> [AIM OF THE TASK]
Copy out the rows below without changes, starting with the one containing "age-label: 104 [468, 170, 492, 186]" and continuing through the last row.

======== RECORDS SHOWN ========

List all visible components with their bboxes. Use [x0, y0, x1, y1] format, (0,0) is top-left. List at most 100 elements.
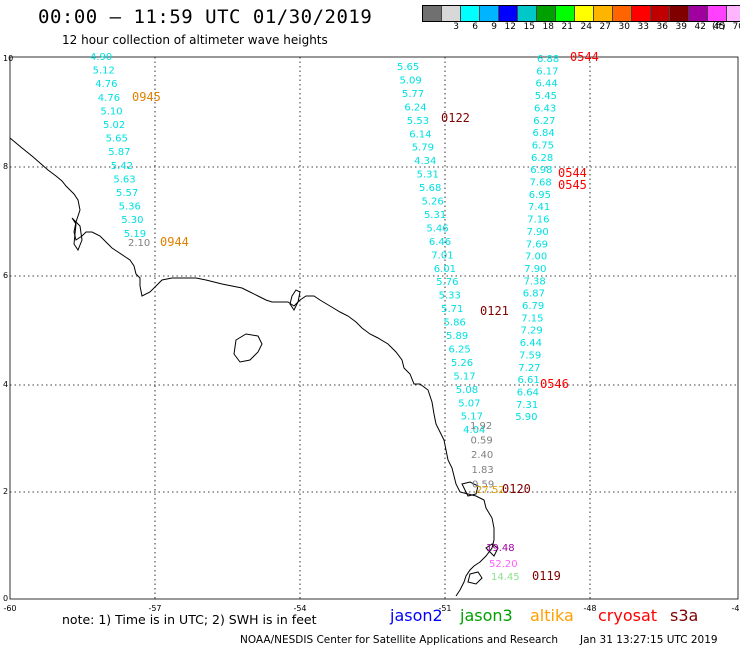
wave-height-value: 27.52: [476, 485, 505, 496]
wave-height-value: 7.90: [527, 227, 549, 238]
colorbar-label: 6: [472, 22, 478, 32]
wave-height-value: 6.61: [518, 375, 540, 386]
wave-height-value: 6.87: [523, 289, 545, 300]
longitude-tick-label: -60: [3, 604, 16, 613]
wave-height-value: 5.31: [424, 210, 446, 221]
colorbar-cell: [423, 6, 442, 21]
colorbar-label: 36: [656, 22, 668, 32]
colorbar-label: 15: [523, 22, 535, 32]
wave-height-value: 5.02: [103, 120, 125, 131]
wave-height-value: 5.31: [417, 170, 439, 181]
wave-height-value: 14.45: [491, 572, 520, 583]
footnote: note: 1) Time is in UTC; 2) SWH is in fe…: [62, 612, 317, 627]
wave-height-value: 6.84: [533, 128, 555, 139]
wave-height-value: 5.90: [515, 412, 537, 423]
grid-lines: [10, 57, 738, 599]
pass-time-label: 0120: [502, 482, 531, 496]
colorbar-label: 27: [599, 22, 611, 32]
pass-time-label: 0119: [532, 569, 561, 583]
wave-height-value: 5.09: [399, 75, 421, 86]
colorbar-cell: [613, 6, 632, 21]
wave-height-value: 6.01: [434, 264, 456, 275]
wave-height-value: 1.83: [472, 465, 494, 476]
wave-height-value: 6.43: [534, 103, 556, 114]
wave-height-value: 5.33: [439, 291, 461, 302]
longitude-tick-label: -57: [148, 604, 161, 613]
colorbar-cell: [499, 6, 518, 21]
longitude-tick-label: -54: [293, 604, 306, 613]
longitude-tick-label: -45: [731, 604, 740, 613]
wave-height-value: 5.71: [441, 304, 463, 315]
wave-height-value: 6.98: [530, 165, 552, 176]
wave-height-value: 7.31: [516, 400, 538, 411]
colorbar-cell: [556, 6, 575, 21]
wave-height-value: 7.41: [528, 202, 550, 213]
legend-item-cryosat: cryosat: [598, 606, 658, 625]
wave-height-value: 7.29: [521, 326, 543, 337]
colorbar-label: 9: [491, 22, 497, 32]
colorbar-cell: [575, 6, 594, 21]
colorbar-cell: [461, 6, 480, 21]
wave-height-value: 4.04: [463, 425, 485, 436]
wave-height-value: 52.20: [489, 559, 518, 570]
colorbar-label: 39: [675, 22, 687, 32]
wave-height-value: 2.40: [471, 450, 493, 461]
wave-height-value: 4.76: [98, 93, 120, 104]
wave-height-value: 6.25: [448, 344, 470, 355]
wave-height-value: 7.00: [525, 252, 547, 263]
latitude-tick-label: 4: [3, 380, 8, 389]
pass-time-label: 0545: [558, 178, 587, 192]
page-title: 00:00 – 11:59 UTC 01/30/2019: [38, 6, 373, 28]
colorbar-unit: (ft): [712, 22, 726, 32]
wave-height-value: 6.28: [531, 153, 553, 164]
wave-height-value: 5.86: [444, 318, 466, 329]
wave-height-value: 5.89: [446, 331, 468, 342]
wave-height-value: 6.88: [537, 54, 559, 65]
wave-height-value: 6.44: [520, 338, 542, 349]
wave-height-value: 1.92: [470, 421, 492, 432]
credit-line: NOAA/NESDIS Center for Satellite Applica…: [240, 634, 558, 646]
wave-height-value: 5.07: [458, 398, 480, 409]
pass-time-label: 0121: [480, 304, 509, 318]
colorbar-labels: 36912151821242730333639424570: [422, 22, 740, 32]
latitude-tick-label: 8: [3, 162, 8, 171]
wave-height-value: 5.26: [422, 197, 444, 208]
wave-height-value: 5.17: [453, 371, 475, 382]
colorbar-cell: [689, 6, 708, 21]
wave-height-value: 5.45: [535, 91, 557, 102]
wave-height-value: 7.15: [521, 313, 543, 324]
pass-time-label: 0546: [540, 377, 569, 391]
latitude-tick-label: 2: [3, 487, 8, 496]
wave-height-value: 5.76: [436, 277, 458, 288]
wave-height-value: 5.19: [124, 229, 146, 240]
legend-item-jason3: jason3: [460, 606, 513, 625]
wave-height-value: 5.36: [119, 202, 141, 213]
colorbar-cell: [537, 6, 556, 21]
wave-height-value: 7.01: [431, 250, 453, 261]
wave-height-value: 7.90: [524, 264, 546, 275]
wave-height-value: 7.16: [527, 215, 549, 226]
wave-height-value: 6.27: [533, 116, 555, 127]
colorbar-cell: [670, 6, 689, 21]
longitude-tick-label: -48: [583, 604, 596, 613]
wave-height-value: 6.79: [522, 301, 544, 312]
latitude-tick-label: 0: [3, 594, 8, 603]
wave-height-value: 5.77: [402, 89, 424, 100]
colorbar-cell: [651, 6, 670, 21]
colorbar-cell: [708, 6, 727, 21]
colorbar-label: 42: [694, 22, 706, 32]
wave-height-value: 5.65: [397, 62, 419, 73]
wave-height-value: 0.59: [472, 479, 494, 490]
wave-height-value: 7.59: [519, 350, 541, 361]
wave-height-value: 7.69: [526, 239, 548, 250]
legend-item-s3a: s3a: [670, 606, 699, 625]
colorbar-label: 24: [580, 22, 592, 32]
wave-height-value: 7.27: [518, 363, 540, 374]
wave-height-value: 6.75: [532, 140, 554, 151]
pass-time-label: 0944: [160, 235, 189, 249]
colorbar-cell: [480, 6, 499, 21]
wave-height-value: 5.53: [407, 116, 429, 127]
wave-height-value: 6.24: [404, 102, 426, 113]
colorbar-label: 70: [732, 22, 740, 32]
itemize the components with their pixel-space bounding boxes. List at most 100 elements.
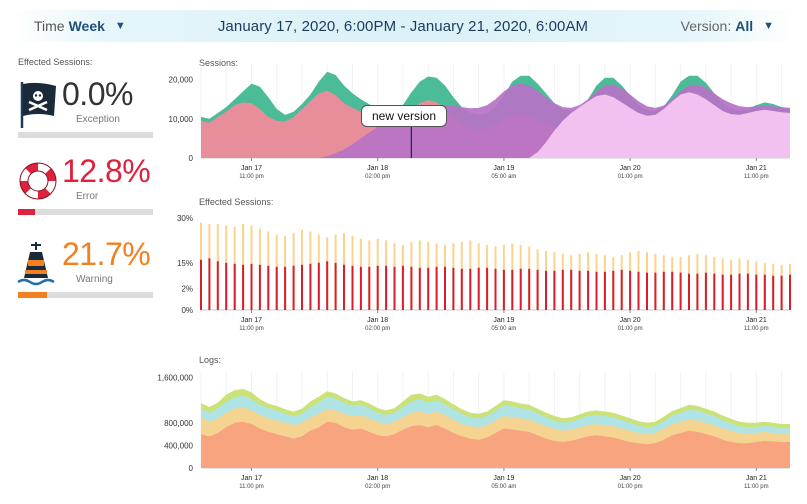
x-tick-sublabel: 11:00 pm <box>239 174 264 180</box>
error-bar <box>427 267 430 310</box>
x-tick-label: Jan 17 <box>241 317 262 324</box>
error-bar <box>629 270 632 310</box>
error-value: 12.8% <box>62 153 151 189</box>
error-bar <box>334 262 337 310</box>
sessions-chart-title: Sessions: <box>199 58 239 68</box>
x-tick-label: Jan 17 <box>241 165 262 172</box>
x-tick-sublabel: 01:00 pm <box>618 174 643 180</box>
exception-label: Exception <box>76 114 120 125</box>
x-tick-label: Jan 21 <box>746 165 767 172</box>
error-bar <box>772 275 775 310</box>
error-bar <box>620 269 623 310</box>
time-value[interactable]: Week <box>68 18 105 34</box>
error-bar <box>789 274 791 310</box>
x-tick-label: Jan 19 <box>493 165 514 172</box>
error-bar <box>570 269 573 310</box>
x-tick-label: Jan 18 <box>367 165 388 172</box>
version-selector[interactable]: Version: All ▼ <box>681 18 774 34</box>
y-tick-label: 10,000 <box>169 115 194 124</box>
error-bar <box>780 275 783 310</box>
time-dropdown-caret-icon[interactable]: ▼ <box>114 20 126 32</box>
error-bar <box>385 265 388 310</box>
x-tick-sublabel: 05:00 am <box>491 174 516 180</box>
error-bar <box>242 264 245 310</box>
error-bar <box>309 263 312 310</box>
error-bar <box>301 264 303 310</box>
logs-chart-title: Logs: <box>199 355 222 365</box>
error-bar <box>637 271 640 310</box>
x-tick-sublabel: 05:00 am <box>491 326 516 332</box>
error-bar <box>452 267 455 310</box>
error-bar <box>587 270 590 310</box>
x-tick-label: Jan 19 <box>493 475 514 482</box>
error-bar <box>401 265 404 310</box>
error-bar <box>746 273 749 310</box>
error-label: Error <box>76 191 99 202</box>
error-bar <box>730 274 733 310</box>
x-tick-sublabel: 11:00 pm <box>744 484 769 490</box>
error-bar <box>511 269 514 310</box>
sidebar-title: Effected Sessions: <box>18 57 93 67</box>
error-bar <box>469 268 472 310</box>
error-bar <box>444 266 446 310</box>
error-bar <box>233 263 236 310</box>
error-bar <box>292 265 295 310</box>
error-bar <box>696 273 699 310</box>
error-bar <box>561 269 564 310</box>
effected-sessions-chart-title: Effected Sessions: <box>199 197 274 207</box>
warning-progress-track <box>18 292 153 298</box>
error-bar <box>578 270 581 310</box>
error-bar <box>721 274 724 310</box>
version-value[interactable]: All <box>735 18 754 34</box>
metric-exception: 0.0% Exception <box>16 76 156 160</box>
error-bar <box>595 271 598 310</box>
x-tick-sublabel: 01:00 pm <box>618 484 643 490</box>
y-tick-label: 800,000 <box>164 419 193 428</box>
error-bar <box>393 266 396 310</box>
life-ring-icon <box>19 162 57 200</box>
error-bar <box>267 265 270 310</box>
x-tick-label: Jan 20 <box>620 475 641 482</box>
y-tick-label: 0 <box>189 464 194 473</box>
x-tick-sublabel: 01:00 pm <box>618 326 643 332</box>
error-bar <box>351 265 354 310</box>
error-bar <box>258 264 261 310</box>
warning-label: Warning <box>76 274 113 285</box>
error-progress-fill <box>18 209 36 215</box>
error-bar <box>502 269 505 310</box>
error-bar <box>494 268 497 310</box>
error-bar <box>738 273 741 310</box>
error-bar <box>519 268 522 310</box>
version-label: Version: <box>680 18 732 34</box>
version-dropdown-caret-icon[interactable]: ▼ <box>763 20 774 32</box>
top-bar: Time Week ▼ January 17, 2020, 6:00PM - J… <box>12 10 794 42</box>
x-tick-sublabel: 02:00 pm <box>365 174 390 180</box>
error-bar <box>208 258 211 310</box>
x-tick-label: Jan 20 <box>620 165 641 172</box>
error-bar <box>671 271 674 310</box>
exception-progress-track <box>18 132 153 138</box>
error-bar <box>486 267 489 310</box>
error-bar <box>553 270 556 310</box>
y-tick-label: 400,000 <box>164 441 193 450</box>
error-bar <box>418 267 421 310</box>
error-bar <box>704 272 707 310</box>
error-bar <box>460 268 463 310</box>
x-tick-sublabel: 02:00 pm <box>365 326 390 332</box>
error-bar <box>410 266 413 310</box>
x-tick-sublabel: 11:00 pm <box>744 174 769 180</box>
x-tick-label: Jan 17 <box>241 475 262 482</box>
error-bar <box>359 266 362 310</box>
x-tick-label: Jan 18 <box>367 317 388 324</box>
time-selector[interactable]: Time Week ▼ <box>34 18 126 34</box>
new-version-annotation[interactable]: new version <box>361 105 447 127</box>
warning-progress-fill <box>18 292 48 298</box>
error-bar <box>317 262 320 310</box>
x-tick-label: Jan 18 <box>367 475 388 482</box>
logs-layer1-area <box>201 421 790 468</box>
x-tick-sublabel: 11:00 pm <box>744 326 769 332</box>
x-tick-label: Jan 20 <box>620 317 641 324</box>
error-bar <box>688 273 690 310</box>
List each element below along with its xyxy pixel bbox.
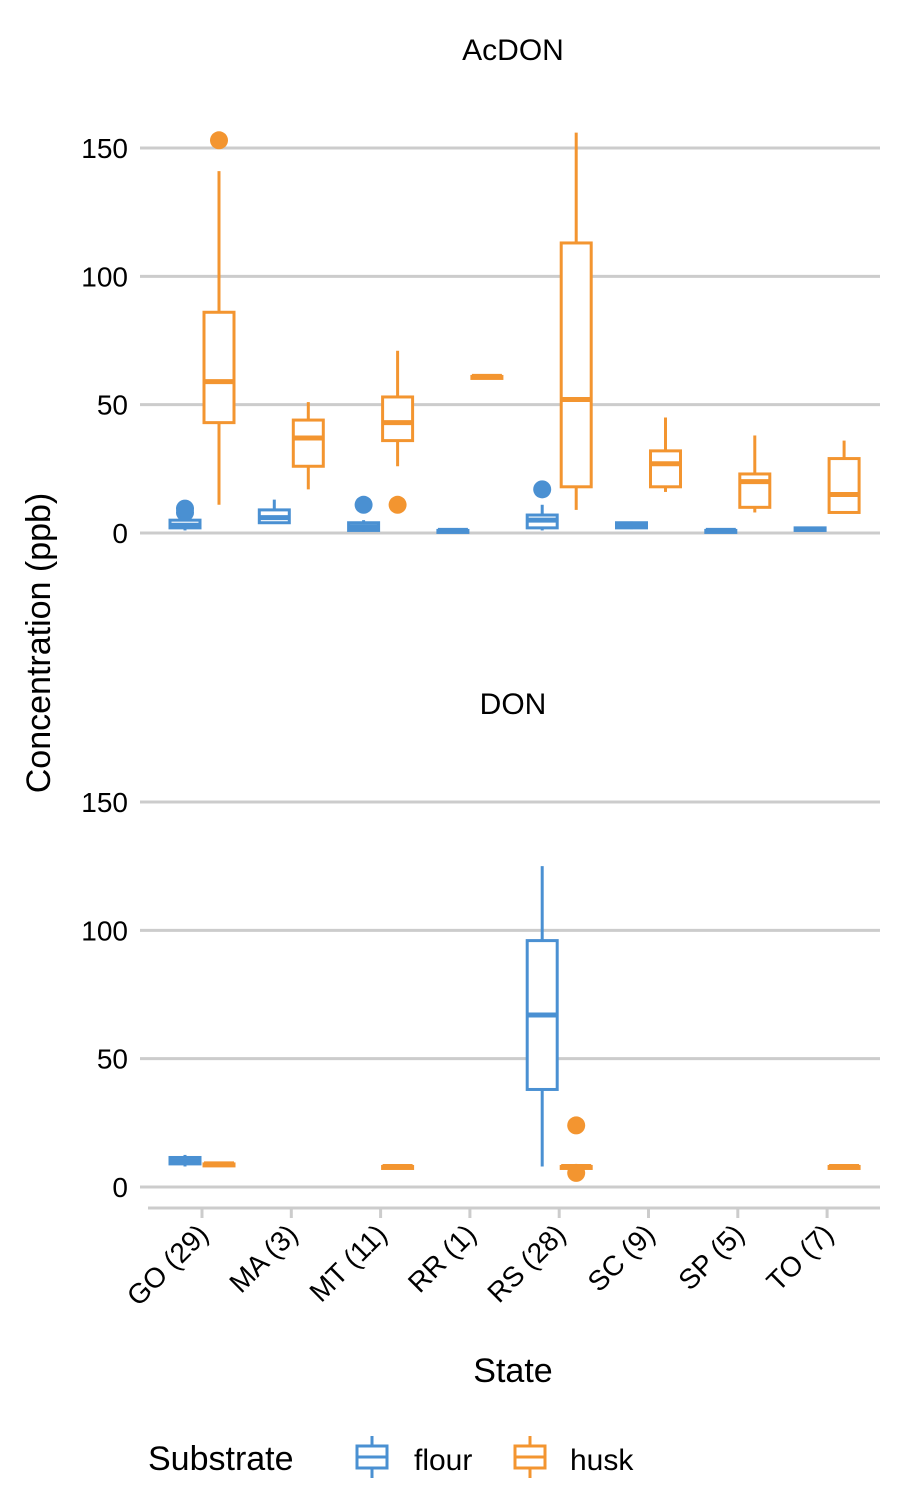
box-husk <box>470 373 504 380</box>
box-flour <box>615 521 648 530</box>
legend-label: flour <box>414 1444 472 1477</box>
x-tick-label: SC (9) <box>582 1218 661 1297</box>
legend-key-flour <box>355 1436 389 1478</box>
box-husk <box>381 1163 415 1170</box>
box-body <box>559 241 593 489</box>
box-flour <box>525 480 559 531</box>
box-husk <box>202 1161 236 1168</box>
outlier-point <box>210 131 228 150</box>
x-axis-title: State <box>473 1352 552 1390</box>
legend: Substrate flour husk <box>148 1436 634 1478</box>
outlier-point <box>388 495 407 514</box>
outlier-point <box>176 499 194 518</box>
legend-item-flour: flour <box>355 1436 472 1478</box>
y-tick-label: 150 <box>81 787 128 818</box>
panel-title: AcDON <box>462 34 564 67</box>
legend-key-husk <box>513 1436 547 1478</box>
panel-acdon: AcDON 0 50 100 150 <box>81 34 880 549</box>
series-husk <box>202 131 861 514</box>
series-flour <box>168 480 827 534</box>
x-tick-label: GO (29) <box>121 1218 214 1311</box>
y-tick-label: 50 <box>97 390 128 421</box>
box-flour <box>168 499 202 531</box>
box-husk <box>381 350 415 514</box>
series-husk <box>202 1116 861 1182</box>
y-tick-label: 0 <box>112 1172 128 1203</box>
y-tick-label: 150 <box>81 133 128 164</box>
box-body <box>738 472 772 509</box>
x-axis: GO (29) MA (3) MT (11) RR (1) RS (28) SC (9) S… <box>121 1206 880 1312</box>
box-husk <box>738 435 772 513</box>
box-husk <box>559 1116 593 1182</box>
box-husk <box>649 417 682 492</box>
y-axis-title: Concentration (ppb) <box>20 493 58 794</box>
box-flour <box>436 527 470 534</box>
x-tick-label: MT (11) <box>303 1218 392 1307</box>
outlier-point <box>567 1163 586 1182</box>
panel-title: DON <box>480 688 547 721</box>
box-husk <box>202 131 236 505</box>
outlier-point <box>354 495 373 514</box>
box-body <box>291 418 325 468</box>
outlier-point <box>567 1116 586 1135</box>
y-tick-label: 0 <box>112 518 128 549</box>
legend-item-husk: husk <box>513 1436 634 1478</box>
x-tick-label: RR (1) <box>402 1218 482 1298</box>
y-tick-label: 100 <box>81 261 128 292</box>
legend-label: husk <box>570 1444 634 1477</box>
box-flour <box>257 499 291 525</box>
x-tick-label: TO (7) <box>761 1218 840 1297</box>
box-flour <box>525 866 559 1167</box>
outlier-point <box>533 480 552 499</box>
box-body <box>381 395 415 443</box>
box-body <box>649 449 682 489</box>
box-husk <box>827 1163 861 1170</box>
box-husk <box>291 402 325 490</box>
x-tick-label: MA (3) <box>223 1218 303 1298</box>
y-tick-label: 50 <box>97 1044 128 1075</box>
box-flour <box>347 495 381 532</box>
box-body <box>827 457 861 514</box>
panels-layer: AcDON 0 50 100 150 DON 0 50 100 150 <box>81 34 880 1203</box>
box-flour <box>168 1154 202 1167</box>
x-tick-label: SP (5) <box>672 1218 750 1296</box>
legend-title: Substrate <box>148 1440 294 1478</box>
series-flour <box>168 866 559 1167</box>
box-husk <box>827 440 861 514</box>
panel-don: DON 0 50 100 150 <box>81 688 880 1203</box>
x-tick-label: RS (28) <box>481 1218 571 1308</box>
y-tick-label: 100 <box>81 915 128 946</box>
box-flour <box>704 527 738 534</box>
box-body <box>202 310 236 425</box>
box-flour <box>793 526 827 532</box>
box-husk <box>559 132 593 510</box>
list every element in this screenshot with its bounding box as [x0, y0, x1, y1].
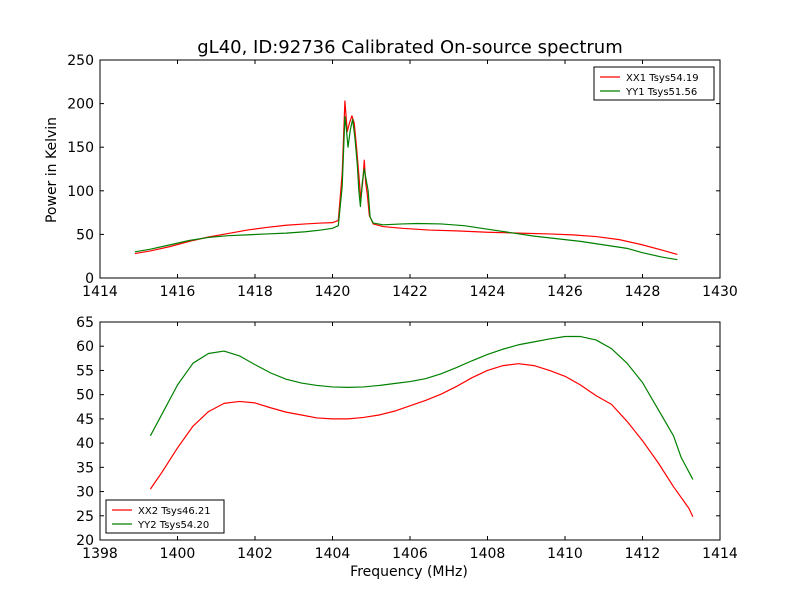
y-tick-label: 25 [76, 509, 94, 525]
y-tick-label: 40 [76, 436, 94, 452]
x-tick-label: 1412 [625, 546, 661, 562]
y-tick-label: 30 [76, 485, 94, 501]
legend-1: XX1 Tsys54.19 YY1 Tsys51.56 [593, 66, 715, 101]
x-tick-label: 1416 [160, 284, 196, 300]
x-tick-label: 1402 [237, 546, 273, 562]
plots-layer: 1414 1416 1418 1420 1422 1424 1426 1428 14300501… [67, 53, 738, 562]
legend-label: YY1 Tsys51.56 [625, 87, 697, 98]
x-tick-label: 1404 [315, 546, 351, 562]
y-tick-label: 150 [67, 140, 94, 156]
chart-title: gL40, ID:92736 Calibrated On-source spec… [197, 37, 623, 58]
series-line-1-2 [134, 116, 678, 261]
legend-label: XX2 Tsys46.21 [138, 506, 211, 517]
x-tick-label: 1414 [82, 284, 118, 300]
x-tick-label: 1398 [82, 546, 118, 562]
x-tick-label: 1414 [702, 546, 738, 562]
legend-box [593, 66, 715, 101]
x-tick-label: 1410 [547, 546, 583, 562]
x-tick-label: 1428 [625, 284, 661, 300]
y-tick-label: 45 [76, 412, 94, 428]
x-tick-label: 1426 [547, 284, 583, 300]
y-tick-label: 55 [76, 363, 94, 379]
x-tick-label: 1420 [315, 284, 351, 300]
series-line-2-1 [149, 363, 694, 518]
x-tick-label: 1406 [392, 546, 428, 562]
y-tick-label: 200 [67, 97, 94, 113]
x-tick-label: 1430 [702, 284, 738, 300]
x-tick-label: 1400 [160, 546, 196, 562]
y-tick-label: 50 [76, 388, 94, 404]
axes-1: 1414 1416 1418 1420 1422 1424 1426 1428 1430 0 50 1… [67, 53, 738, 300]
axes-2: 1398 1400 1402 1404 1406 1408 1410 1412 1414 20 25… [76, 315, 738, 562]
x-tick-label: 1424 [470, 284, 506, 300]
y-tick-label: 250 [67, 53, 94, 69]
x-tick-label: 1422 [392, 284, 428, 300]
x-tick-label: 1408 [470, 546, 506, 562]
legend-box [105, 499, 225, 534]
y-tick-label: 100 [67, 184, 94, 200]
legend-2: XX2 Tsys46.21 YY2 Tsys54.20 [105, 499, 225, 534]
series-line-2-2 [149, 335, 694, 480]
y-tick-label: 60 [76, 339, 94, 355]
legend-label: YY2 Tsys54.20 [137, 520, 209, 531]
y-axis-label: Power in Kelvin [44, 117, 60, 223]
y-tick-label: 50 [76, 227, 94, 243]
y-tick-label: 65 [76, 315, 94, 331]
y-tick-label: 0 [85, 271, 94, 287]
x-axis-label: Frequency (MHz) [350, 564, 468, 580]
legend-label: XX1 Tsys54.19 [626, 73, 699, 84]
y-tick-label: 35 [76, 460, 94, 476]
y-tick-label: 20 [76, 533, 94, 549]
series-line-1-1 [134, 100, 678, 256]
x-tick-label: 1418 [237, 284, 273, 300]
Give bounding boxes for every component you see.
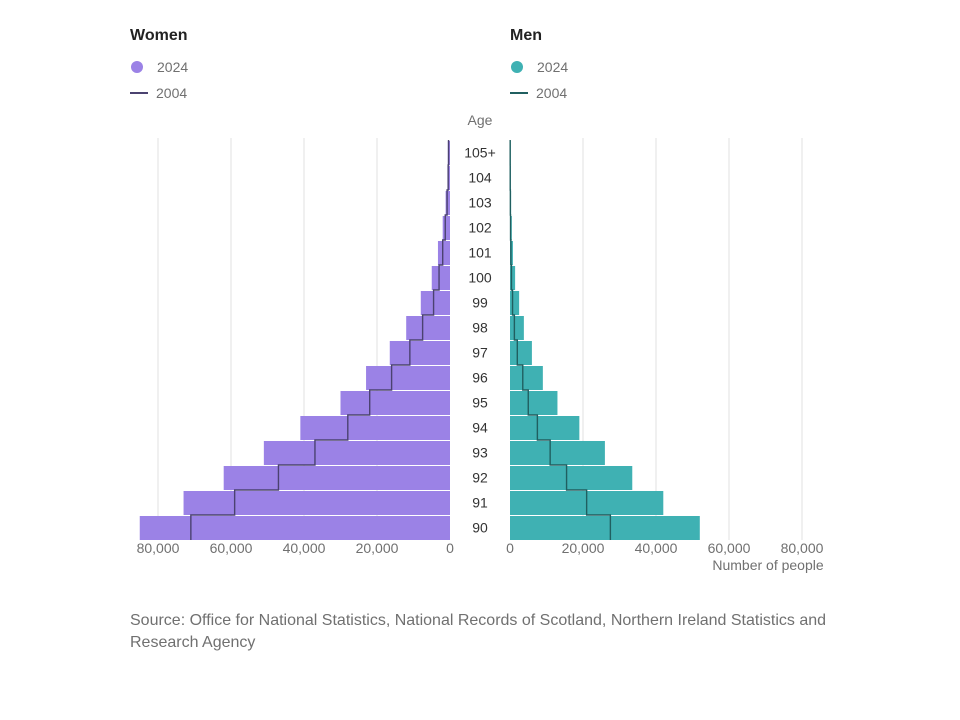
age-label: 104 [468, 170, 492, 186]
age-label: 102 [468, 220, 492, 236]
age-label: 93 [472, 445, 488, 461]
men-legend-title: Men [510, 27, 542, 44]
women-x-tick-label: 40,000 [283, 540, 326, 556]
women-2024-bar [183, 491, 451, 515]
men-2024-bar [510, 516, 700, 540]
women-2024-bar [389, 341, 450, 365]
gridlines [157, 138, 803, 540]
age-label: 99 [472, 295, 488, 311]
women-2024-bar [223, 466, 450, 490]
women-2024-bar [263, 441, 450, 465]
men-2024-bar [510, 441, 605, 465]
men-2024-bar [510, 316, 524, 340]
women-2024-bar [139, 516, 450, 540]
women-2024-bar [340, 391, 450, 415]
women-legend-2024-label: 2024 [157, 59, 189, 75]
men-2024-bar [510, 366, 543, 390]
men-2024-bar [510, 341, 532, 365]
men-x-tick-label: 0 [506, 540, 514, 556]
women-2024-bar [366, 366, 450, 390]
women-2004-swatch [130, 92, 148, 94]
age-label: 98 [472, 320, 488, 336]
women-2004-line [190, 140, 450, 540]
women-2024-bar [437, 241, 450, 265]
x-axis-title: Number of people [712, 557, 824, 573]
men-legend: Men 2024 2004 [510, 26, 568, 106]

========

> [SOLUTION]
age-label: 104 [468, 170, 492, 186]
age-label: 102 [468, 220, 492, 236]
age-label: 93 [472, 445, 488, 461]
men-legend-title: Men [510, 27, 542, 44]
women-x-tick-label: 40,000 [283, 540, 326, 556]
women-2024-bar [183, 491, 451, 515]
men-2024-bar [510, 516, 700, 540]
women-2024-bar [389, 341, 450, 365]
gridlines [157, 138, 803, 540]
age-label: 99 [472, 295, 488, 311]
women-2024-bar [223, 466, 450, 490]
women-2024-bar [263, 441, 450, 465]
men-2024-bar [510, 441, 605, 465]
men-2024-bar [510, 316, 524, 340]
women-2024-bar [139, 516, 450, 540]
women-2024-bar [340, 391, 450, 415]
women-legend-2024-label: 2024 [157, 59, 189, 75]
men-2024-bar [510, 366, 543, 390]
men-2024-bar [510, 341, 532, 365]
men-x-tick-label: 0 [506, 540, 514, 556]
women-2024-bar [366, 366, 450, 390]
women-2004-swatch [130, 92, 148, 94]
age-label: 98 [472, 320, 488, 336]
women-2004-line [190, 140, 450, 540]
women-2024-bar [437, 241, 450, 265]
x-axis-title: Number of people [712, 557, 824, 573]
men-legend: Men 2024 2004 [510, 26, 568, 106]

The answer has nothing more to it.